**Task to carry out:** Transcribe the records below exactly.

━━━━━ Data supplied ━━━━━

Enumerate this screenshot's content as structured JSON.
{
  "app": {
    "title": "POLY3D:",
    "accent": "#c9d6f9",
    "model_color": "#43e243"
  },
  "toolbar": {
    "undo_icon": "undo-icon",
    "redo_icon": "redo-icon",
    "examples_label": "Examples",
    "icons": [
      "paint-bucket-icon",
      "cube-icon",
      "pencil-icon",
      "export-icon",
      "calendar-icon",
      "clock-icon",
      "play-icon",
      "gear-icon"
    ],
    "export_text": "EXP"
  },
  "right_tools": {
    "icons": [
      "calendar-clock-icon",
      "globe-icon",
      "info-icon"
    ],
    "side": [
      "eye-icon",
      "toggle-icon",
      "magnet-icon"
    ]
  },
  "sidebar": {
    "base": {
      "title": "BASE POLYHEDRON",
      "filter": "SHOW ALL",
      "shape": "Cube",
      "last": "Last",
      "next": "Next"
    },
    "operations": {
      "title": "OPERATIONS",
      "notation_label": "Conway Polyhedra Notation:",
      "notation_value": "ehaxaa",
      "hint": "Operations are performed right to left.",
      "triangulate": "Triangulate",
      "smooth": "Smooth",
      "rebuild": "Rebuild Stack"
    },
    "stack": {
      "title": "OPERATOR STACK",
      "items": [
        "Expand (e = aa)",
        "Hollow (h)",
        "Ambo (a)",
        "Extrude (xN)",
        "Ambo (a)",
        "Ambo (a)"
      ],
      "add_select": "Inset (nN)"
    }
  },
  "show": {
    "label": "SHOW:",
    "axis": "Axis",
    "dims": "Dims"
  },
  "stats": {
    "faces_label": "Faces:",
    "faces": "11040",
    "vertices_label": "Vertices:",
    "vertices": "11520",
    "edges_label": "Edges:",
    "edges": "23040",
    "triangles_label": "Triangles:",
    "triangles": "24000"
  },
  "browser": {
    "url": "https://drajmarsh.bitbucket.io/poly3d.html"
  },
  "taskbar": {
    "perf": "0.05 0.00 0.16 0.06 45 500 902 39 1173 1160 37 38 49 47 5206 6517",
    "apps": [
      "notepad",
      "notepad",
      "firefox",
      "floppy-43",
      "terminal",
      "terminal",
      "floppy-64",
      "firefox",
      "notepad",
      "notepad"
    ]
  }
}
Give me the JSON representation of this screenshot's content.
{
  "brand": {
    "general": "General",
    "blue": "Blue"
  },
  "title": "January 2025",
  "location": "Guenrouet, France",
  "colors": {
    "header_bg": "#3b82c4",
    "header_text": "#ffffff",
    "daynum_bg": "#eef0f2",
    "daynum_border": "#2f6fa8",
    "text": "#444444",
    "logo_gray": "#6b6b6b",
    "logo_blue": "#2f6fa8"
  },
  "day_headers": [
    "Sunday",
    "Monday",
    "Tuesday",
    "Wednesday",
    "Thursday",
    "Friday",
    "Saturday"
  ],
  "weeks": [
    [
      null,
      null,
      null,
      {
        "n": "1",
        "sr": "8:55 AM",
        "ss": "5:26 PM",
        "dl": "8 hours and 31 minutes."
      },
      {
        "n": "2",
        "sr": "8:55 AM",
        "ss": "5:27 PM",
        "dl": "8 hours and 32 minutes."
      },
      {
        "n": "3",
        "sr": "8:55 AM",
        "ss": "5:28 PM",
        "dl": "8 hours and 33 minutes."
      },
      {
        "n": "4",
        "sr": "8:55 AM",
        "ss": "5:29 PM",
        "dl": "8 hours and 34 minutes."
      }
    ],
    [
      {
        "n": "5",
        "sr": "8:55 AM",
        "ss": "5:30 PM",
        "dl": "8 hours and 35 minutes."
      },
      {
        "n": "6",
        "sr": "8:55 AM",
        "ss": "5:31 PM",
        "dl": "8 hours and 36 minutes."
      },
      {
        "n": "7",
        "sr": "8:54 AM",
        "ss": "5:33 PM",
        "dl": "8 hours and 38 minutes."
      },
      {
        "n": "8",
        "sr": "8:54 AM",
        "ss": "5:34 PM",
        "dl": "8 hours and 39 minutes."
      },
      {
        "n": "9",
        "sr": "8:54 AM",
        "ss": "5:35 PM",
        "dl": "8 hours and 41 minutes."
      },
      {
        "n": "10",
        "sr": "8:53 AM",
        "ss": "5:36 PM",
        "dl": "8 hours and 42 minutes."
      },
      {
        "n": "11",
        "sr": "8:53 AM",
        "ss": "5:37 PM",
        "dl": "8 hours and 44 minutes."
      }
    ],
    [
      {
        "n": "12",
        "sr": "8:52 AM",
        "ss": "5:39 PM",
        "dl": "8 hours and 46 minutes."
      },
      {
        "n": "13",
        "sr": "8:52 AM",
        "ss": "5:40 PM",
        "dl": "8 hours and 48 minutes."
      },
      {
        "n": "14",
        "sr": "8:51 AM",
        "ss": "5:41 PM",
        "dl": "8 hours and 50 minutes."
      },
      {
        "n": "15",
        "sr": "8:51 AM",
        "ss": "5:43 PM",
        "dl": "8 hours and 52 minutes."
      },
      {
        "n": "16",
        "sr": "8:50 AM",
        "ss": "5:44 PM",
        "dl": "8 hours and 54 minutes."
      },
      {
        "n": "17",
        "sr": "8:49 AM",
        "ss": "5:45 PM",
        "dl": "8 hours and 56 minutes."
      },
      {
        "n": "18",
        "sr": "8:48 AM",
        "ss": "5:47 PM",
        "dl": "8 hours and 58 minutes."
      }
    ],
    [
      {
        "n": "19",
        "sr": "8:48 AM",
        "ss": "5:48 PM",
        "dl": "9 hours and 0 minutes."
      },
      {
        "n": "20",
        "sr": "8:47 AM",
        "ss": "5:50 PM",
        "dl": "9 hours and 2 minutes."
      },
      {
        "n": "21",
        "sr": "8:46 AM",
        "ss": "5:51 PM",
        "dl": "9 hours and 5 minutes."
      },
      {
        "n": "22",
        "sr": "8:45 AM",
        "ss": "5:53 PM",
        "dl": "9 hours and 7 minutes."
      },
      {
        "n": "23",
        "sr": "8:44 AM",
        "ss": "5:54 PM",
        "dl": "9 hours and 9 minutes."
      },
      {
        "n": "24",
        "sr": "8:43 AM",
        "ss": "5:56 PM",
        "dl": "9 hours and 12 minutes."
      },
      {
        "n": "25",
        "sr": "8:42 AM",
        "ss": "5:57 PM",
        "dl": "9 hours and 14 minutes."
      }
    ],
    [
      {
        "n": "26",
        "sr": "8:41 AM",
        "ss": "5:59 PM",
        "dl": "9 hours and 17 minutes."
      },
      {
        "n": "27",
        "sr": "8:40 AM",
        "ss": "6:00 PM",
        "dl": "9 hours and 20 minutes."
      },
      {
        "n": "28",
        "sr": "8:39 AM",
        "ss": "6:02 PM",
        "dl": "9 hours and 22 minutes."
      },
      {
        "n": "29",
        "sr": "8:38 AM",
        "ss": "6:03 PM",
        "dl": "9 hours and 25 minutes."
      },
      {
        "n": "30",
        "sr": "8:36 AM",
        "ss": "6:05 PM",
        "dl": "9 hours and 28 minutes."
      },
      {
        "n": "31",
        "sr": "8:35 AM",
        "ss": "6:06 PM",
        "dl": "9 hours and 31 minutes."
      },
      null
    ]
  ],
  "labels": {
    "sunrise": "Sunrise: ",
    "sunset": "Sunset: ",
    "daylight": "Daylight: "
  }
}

━━━━━

**Answer for this exercise:**
Enumerate this screenshot's content as structured JSON.
{
  "app": {
    "title": "POLY3D:",
    "accent": "#c9d6f9",
    "model_color": "#43e243"
  },
  "toolbar": {
    "undo_icon": "undo-icon",
    "redo_icon": "redo-icon",
    "examples_label": "Examples",
    "icons": [
      "paint-bucket-icon",
      "cube-icon",
      "pencil-icon",
      "export-icon",
      "calendar-icon",
      "clock-icon",
      "play-icon",
      "gear-icon"
    ],
    "export_text": "EXP"
  },
  "right_tools": {
    "icons": [
      "calendar-clock-icon",
      "globe-icon",
      "info-icon"
    ],
    "side": [
      "eye-icon",
      "toggle-icon",
      "magnet-icon"
    ]
  },
  "sidebar": {
    "base": {
      "title": "BASE POLYHEDRON",
      "filter": "SHOW ALL",
      "shape": "Cube",
      "last": "Last",
      "next": "Next"
    },
    "operations": {
      "title": "OPERATIONS",
      "notation_label": "Conway Polyhedra Notation:",
      "notation_value": "ehaxaa",
      "hint": "Operations are performed right to left.",
      "triangulate": "Triangulate",
      "smooth": "Smooth",
      "rebuild": "Rebuild Stack"
    },
    "stack": {
      "title": "OPERATOR STACK",
      "items": [
        "Expand (e = aa)",
        "Hollow (h)",
        "Ambo (a)",
        "Extrude (xN)",
        "Ambo (a)",
        "Ambo (a)"
      ],
      "add_select": "Inset (nN)"
    }
  },
  "show": {
    "label": "SHOW:",
    "axis": "Axis",
    "dims": "Dims"
  },
  "stats": {
    "faces_label": "Faces:",
    "faces": "11040",
    "vertices_label": "Vertices:",
    "vertices": "11520",
    "edges_label": "Edges:",
    "edges": "23040",
    "triangles_label": "Triangles:",
    "triangles": "24000"
  },
  "browser": {
    "url": "https://drajmarsh.bitbucket.io/poly3d.html"
  },
  "taskbar": {
    "perf": "0.05 0.00 0.16 0.06 45 500 902 39 1173 1160 37 38 49 47 5206 6517",
    "apps": [
      "notepad",
      "notepad",
      "firefox",
      "floppy-43",
      "terminal",
      "terminal",
      "floppy-64",
      "firefox",
      "notepad",
      "notepad"
    ]
  }
}
Give me the JSON representation of this screenshot's content.
{
  "brand": {
    "general": "General",
    "blue": "Blue"
  },
  "title": "January 2025",
  "location": "Guenrouet, France",
  "colors": {
    "header_bg": "#3b82c4",
    "header_text": "#ffffff",
    "daynum_bg": "#eef0f2",
    "daynum_border": "#2f6fa8",
    "text": "#444444",
    "logo_gray": "#6b6b6b",
    "logo_blue": "#2f6fa8"
  },
  "day_headers": [
    "Sunday",
    "Monday",
    "Tuesday",
    "Wednesday",
    "Thursday",
    "Friday",
    "Saturday"
  ],
  "weeks": [
    [
      null,
      null,
      null,
      {
        "n": "1",
        "sr": "8:55 AM",
        "ss": "5:26 PM",
        "dl": "8 hours and 31 minutes."
      },
      {
        "n": "2",
        "sr": "8:55 AM",
        "ss": "5:27 PM",
        "dl": "8 hours and 32 minutes."
      },
      {
        "n": "3",
        "sr": "8:55 AM",
        "ss": "5:28 PM",
        "dl": "8 hours and 33 minutes."
      },
      {
        "n": "4",
        "sr": "8:55 AM",
        "ss": "5:29 PM",
        "dl": "8 hours and 34 minutes."
      }
    ],
    [
      {
        "n": "5",
        "sr": "8:55 AM",
        "ss": "5:30 PM",
        "dl": "8 hours and 35 minutes."
      },
      {
        "n": "6",
        "sr": "8:55 AM",
        "ss": "5:31 PM",
        "dl": "8 hours and 36 minutes."
      },
      {
        "n": "7",
        "sr": "8:54 AM",
        "ss": "5:33 PM",
        "dl": "8 hours and 38 minutes."
      },
      {
        "n": "8",
        "sr": "8:54 AM",
        "ss": "5:34 PM",
        "dl": "8 hours and 39 minutes."
      },
      {
        "n": "9",
        "sr": "8:54 AM",
        "ss": "5:35 PM",
        "dl": "8 hours and 41 minutes."
      },
      {
        "n": "10",
        "sr": "8:53 AM",
        "ss": "5:36 PM",
        "dl": "8 hours and 42 minutes."
      },
      {
        "n": "11",
        "sr": "8:53 AM",
        "ss": "5:37 PM",
        "dl": "8 hours and 44 minutes."
      }
    ],
    [
      {
        "n": "12",
        "sr": "8:52 AM",
        "ss": "5:39 PM",
        "dl": "8 hours and 46 minutes."
      },
      {
        "n": "13",
        "sr": "8:52 AM",
        "ss": "5:40 PM",
        "dl": "8 hours and 48 minutes."
      },
      {
        "n": "14",
        "sr": "8:51 AM",
        "ss": "5:41 PM",
        "dl": "8 hours and 50 minutes."
      },
      {
        "n": "15",
        "sr": "8:51 AM",
        "ss": "5:43 PM",
        "dl": "8 hours and 52 minutes."
      },
      {
        "n": "16",
        "sr": "8:50 AM",
        "ss": "5:44 PM",
        "dl": "8 hours and 54 minutes."
      },
      {
        "n": "17",
        "sr": "8:49 AM",
        "ss": "5:45 PM",
        "dl": "8 hours and 56 minutes."
      },
      {
        "n": "18",
        "sr": "8:48 AM",
        "ss": "5:47 PM",
        "dl": "8 hours and 58 minutes."
      }
    ],
    [
      {
        "n": "19",
        "sr": "8:48 AM",
        "ss": "5:48 PM",
        "dl": "9 hours and 0 minutes."
      },
      {
        "n": "20",
        "sr": "8:47 AM",
        "ss": "5:50 PM",
        "dl": "9 hours and 2 minutes."
      },
      {
        "n": "21",
        "sr": "8:46 AM",
        "ss": "5:51 PM",
        "dl": "9 hours and 5 minutes."
      },
      {
        "n": "22",
        "sr": "8:45 AM",
        "ss": "5:53 PM",
        "dl": "9 hours and 7 minutes."
      },
      {
        "n": "23",
        "sr": "8:44 AM",
        "ss": "5:54 PM",
        "dl": "9 hours and 9 minutes."
      },
      {
        "n": "24",
        "sr": "8:43 AM",
        "ss": "5:56 PM",
        "dl": "9 hours and 12 minutes."
      },
      {
        "n": "25",
        "sr": "8:42 AM",
        "ss": "5:57 PM",
        "dl": "9 hours and 14 minutes."
      }
    ],
    [
      {
        "n": "26",
        "sr": "8:41 AM",
        "ss": "5:59 PM",
        "dl": "9 hours and 17 minutes."
      },
      {
        "n": "27",
        "sr": "8:40 AM",
        "ss": "6:00 PM",
        "dl": "9 hours and 20 minutes."
      },
      {
        "n": "28",
        "sr": "8:39 AM",
        "ss": "6:02 PM",
        "dl": "9 hours and 22 minutes."
      },
      {
        "n": "29",
        "sr": "8:38 AM",
        "ss": "6:03 PM",
        "dl": "9 hours and 25 minutes."
      },
      {
        "n": "30",
        "sr": "8:36 AM",
        "ss": "6:05 PM",
        "dl": "9 hours and 28 minutes."
      },
      {
        "n": "31",
        "sr": "8:35 AM",
        "ss": "6:06 PM",
        "dl": "9 hours and 31 minutes."
      },
      null
    ]
  ],
  "labels": {
    "sunrise": "Sunrise: ",
    "sunset": "Sunset: ",
    "daylight": "Daylight: "
  }
}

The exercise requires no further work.